- **EXERCISE PROMPT**
Transcribe every line exactly and omit anything that is a picture.

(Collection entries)
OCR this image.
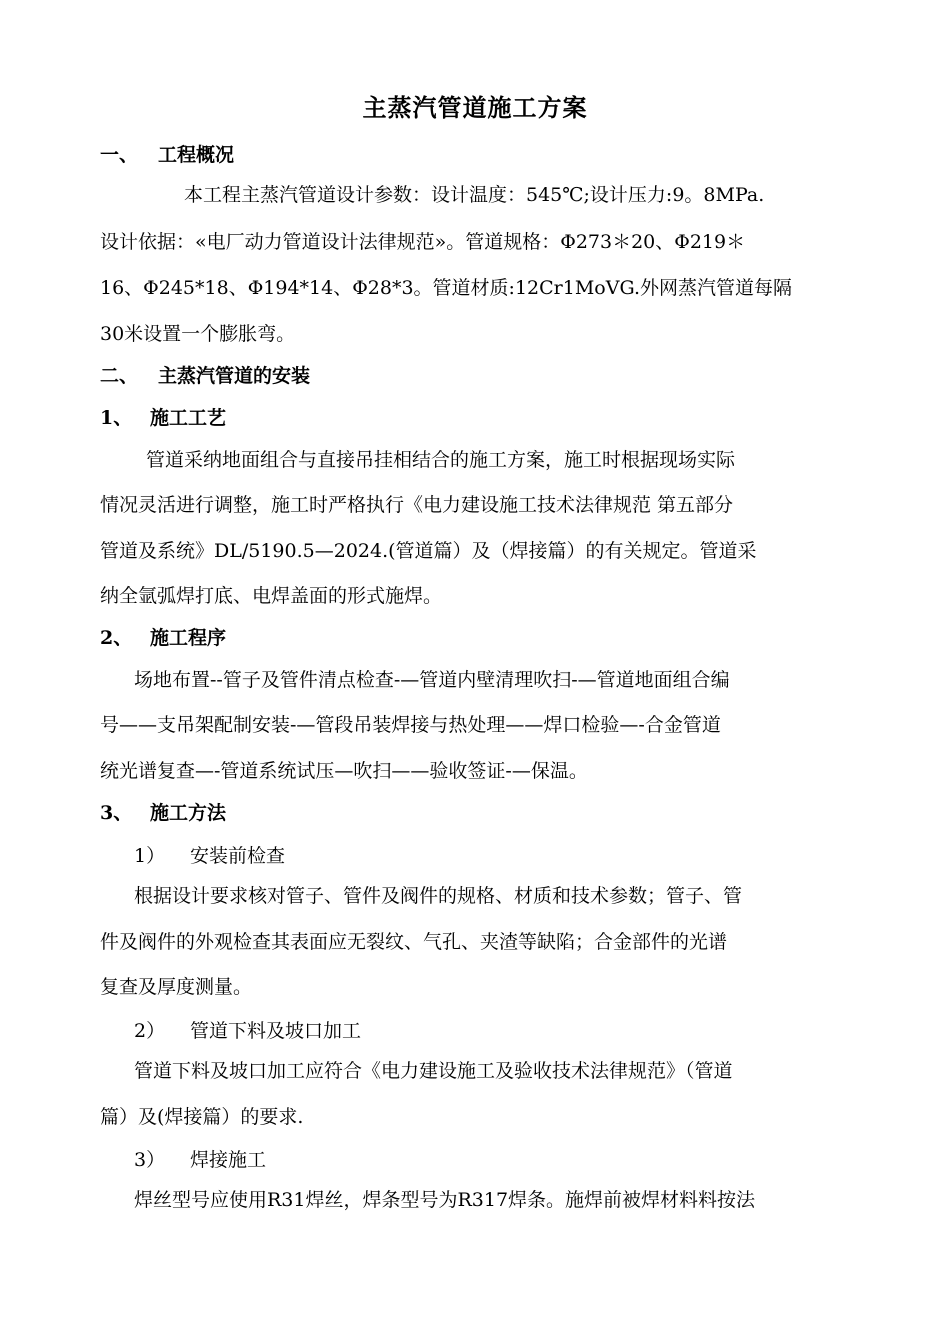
主蒸汽管道施工方案
一、 工程概况
本工程主蒸汽管道设计参数：设计温度：545℃;设计压力:9。8MPa.
设计依据：«电厂动力管道设计法律规范»。管道规格：Φ273＊20、Φ219＊
16、Φ245*18、Φ194*14、Φ28*3。管道材质:12Cr1MoVG.外网蒸汽管道每隔
30米设置一个膨胀弯。
二、 主蒸汽管道的安装
1、 施工工艺
管道采纳地面组合与直接吊挂相结合的施工方案，施工时根据现场实际
情况灵活进行调整，施工时严格执行《电力建设施工技术法律规范 第五部分
管道及系统》DL/5190.5—2024.(管道篇）及（焊接篇）的有关规定。管道采
纳全氩弧焊打底、电焊盖面的形式施焊。
2、 施工程序
场地布置--管子及管件清点检查-—管道内壁清理吹扫-—管道地面组合编
号——支吊架配制安装-—管段吊装焊接与热处理——焊口检验—-合金管道
统光谱复查—-管道系统试压—吹扫——验收签证-—保温。
3、 施工方法
1） 安装前检查
根据设计要求核对管子、管件及阀件的规格、材质和技术参数；管子、管
件及阀件的外观检查其表面应无裂纹、气孔、夹渣等缺陷；合金部件的光谱
复查及厚度测量。
2） 管道下料及坡口加工
管道下料及坡口加工应符合《电力建设施工及验收技术法律规范》（管道
篇）及(焊接篇）的要求.
3） 焊接施工
焊丝型号应使用R31焊丝，焊条型号为R317焊条。施焊前被焊材料料按法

- **OUTPUT OF THE TASK**
OCR this image.
主蒸汽管道施工方案
一、 工程概况
本工程主蒸汽管道设计参数：设计温度：545℃;设计压力:9。8MPa.
设计依据：«电厂动力管道设计法律规范»。管道规格：Φ273＊20、Φ219＊
16、Φ245*18、Φ194*14、Φ28*3。管道材质:12Cr1MoVG.外网蒸汽管道每隔
30米设置一个膨胀弯。
二、 主蒸汽管道的安装
1、 施工工艺
管道采纳地面组合与直接吊挂相结合的施工方案，施工时根据现场实际
情况灵活进行调整，施工时严格执行《电力建设施工技术法律规范 第五部分
管道及系统》DL/5190.5—2024.(管道篇）及（焊接篇）的有关规定。管道采
纳全氩弧焊打底、电焊盖面的形式施焊。
2、 施工程序
场地布置--管子及管件清点检查-—管道内壁清理吹扫-—管道地面组合编
号——支吊架配制安装-—管段吊装焊接与热处理——焊口检验—-合金管道
统光谱复查—-管道系统试压—吹扫——验收签证-—保温。
3、 施工方法
1） 安装前检查
根据设计要求核对管子、管件及阀件的规格、材质和技术参数；管子、管
件及阀件的外观检查其表面应无裂纹、气孔、夹渣等缺陷；合金部件的光谱
复查及厚度测量。
2） 管道下料及坡口加工
管道下料及坡口加工应符合《电力建设施工及验收技术法律规范》（管道
篇）及(焊接篇）的要求.
3） 焊接施工
焊丝型号应使用R31焊丝，焊条型号为R317焊条。施焊前被焊材料料按法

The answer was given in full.